## Extracted data entries
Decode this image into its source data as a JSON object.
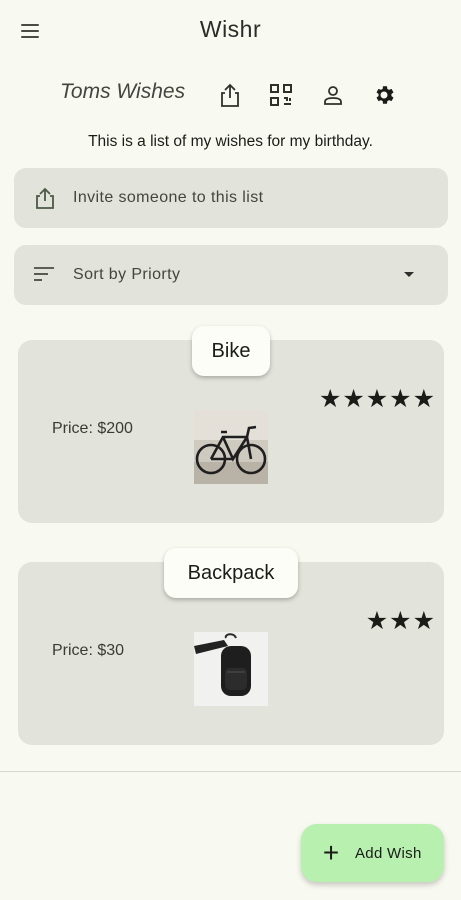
{
  "app": {
    "title": "Wishr"
  },
  "header": {
    "list_title": "Toms Wishes",
    "actions": [
      "share-icon",
      "qr-code-icon",
      "person-icon",
      "settings-icon"
    ]
  },
  "description": "This is a list of my wishes for my birthday.",
  "invite": {
    "label": "Invite someone to this list",
    "icon": "share-icon"
  },
  "sort": {
    "label": "Sort by Priorty",
    "icon": "sort-icon"
  },
  "wishes": [
    {
      "name": "Bike",
      "price": "Price: $200",
      "stars": "★★★★★",
      "rating": 5,
      "image": "bicycle photo"
    },
    {
      "name": "Backpack",
      "price": "Price: $30",
      "stars": "★★★",
      "rating": 3,
      "image": "backpack photo"
    }
  ],
  "fab": {
    "label": "Add Wish",
    "icon": "plus-icon"
  },
  "colors": {
    "background": "#f8f9f1",
    "surface": "#e2e3da",
    "fab": "#b8f0b0"
  }
}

## OBJECTIVE
Transcribe all of the material exactly, leaving out whatever pictures it contains.

## SOLUTION TO THIS TASK
Decode this image into its source data as a JSON object.
{
  "app": {
    "title": "Wishr"
  },
  "header": {
    "list_title": "Toms Wishes",
    "actions": [
      "share-icon",
      "qr-code-icon",
      "person-icon",
      "settings-icon"
    ]
  },
  "description": "This is a list of my wishes for my birthday.",
  "invite": {
    "label": "Invite someone to this list",
    "icon": "share-icon"
  },
  "sort": {
    "label": "Sort by Priorty",
    "icon": "sort-icon"
  },
  "wishes": [
    {
      "name": "Bike",
      "price": "Price: $200",
      "stars": "★★★★★",
      "rating": 5,
      "image": "bicycle photo"
    },
    {
      "name": "Backpack",
      "price": "Price: $30",
      "stars": "★★★",
      "rating": 3,
      "image": "backpack photo"
    }
  ],
  "fab": {
    "label": "Add Wish",
    "icon": "plus-icon"
  },
  "colors": {
    "background": "#f8f9f1",
    "surface": "#e2e3da",
    "fab": "#b8f0b0"
  }
}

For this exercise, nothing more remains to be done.